The records below must be written out exactly, with every picture left behind.
*****
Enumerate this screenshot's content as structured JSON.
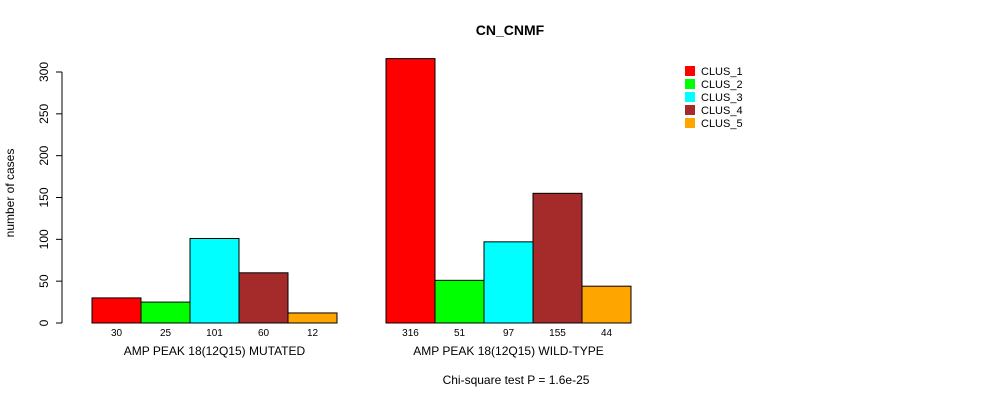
{
  "chart_data": {
    "type": "bar",
    "title": "CN_CNMF",
    "ylabel": "number of cases",
    "xlabel": "",
    "footnote": "Chi-square test P = 1.6e-25",
    "ylim": [
      0,
      300
    ],
    "yticks": [
      0,
      50,
      100,
      150,
      200,
      250,
      300
    ],
    "groups": [
      "AMP PEAK 18(12Q15) MUTATED",
      "AMP PEAK 18(12Q15) WILD-TYPE"
    ],
    "series": [
      {
        "name": "CLUS_1",
        "color": "#ff0000",
        "values": [
          30,
          316
        ]
      },
      {
        "name": "CLUS_2",
        "color": "#00ff00",
        "values": [
          25,
          51
        ]
      },
      {
        "name": "CLUS_3",
        "color": "#00ffff",
        "values": [
          101,
          97
        ]
      },
      {
        "name": "CLUS_4",
        "color": "#a52a2a",
        "values": [
          60,
          155
        ]
      },
      {
        "name": "CLUS_5",
        "color": "#ffa500",
        "values": [
          12,
          44
        ]
      }
    ],
    "bar_labels": [
      [
        "30",
        "25",
        "101",
        "60",
        "12"
      ],
      [
        "316",
        "51",
        "97",
        "155",
        "44"
      ]
    ],
    "legend_position": "top-right",
    "grid": false
  }
}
*****
ANSWER TO THIS TASK
Enumerate this screenshot's content as structured JSON.
{
  "chart_data": {
    "type": "bar",
    "title": "CN_CNMF",
    "ylabel": "number of cases",
    "xlabel": "",
    "footnote": "Chi-square test P = 1.6e-25",
    "ylim": [
      0,
      300
    ],
    "yticks": [
      0,
      50,
      100,
      150,
      200,
      250,
      300
    ],
    "groups": [
      "AMP PEAK 18(12Q15) MUTATED",
      "AMP PEAK 18(12Q15) WILD-TYPE"
    ],
    "series": [
      {
        "name": "CLUS_1",
        "color": "#ff0000",
        "values": [
          30,
          316
        ]
      },
      {
        "name": "CLUS_2",
        "color": "#00ff00",
        "values": [
          25,
          51
        ]
      },
      {
        "name": "CLUS_3",
        "color": "#00ffff",
        "values": [
          101,
          97
        ]
      },
      {
        "name": "CLUS_4",
        "color": "#a52a2a",
        "values": [
          60,
          155
        ]
      },
      {
        "name": "CLUS_5",
        "color": "#ffa500",
        "values": [
          12,
          44
        ]
      }
    ],
    "bar_labels": [
      [
        "30",
        "25",
        "101",
        "60",
        "12"
      ],
      [
        "316",
        "51",
        "97",
        "155",
        "44"
      ]
    ],
    "legend_position": "top-right",
    "grid": false
  }
}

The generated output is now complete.